Stored records:
■ ■ ■
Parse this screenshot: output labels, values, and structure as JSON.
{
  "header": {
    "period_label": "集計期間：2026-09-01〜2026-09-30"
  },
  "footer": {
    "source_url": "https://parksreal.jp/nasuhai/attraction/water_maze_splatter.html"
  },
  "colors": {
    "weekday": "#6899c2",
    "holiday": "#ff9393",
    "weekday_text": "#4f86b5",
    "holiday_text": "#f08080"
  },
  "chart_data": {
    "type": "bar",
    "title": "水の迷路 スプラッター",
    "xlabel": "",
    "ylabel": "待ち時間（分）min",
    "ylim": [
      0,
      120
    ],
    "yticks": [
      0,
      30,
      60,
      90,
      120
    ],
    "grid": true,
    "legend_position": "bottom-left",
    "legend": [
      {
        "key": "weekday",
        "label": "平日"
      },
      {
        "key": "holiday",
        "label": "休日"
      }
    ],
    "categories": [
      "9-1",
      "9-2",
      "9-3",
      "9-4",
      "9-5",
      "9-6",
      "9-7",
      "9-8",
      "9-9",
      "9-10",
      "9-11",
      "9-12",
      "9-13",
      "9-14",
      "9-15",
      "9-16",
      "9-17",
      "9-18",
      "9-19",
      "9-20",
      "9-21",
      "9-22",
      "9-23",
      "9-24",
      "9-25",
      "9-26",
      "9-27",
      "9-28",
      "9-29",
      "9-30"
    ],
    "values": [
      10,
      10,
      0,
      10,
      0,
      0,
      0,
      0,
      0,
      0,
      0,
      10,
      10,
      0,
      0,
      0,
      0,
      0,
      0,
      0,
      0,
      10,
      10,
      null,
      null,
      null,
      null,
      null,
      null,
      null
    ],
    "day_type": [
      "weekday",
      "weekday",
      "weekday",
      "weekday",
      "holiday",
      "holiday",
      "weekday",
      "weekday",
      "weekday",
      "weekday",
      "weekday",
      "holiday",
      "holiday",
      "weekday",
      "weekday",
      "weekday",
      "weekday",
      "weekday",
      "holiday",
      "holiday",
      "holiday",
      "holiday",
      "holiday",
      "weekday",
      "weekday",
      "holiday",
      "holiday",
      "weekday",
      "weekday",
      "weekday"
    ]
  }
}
■ ■ ■
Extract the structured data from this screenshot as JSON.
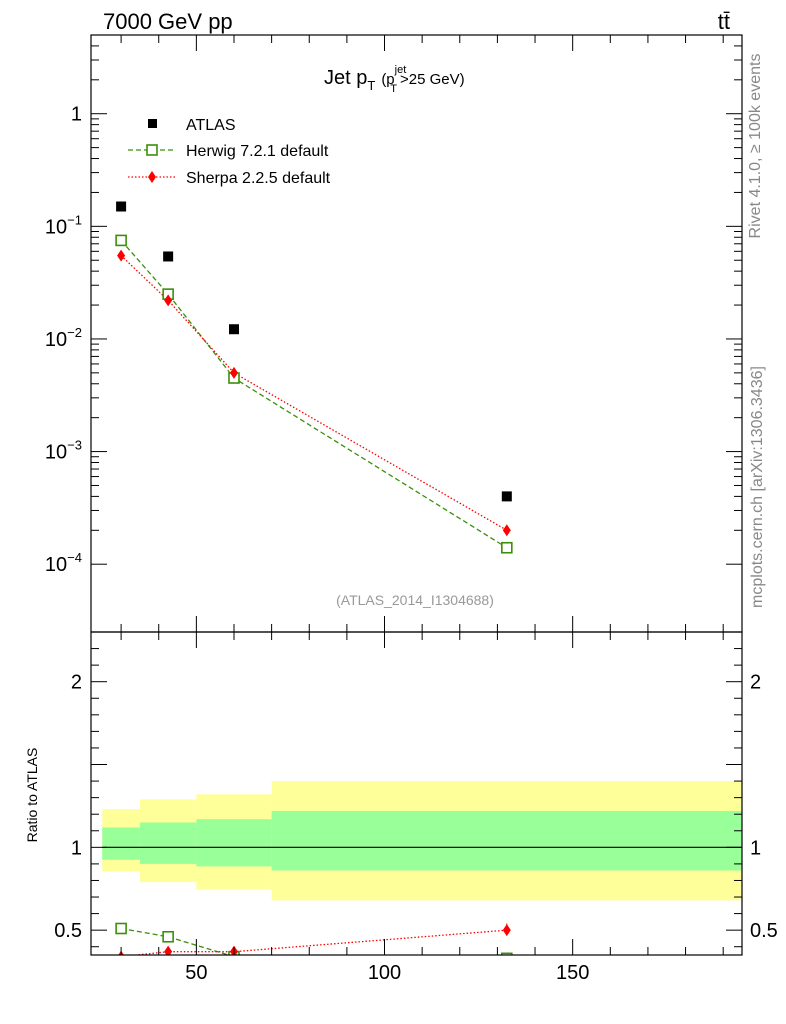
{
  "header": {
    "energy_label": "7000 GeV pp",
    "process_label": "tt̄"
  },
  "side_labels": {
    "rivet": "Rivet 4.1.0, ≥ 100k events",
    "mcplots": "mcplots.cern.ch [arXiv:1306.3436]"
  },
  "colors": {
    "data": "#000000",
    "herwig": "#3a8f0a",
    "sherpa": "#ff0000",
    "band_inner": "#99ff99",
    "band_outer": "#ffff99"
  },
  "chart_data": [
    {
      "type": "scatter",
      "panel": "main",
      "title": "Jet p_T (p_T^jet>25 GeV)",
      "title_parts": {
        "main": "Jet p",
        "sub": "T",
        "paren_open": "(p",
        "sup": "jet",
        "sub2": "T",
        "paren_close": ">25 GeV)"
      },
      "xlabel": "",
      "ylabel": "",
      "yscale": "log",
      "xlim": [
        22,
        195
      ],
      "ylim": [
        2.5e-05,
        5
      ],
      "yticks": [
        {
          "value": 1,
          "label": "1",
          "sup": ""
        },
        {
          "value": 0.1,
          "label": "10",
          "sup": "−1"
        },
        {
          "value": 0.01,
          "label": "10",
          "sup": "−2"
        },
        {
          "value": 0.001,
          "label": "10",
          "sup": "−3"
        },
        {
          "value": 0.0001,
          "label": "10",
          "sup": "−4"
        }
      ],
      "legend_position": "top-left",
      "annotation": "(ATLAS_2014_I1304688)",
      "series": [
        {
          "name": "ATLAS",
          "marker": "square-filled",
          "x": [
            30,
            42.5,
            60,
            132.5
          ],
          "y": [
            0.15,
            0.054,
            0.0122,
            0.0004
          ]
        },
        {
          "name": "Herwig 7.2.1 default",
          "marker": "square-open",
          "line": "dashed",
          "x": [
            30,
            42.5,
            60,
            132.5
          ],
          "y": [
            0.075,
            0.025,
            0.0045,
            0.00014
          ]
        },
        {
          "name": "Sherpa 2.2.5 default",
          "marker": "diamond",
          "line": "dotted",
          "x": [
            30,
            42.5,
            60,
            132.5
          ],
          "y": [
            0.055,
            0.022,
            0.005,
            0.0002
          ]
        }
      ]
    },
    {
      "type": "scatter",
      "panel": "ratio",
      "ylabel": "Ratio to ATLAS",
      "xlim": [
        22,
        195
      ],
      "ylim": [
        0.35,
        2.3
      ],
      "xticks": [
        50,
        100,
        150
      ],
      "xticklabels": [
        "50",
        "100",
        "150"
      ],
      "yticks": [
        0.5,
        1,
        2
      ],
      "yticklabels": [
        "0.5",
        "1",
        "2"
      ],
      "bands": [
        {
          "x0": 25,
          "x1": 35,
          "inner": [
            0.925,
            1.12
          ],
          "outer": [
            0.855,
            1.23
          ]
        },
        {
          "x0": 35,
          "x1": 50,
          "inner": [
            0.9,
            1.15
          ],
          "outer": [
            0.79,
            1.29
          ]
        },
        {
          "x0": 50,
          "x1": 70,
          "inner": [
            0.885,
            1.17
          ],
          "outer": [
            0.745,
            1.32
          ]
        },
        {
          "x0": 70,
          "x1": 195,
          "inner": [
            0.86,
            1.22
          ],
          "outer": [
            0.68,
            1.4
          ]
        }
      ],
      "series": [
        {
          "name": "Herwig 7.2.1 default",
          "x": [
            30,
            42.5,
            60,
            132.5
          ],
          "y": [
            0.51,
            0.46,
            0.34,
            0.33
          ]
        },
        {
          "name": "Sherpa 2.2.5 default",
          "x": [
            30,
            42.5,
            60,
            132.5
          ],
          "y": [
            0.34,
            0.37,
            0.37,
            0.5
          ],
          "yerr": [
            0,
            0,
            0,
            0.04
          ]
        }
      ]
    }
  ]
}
■ ■ ■
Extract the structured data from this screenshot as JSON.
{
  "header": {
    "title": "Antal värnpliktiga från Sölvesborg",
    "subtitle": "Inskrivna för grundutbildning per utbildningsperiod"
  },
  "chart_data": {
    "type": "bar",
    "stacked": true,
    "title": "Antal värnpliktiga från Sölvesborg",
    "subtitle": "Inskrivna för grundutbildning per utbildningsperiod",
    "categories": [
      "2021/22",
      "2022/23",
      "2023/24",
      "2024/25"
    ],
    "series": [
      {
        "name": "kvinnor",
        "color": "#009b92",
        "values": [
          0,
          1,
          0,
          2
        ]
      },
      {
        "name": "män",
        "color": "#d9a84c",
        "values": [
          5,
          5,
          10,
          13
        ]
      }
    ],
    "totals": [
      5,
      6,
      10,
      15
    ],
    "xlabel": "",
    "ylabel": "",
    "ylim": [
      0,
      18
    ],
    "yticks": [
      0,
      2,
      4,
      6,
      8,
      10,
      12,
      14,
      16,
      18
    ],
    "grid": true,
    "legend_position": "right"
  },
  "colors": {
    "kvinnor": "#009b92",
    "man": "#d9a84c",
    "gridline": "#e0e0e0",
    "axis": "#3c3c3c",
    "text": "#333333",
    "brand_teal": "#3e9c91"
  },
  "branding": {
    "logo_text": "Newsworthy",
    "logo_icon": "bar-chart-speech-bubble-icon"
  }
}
■ ■ ■
[Task requirements]: Look above for every line with the word "name" and copy it.

[Exercise result]:
          "name": "ATLAS",
          "name": "Herwig 7.2.1 default",
          "name": "Sherpa 2.2.5 default",
          "name": "Herwig 7.2.1 default",
          "name": "Sherpa 2.2.5 default",
        "name": "kvinnor",
        "name": "män",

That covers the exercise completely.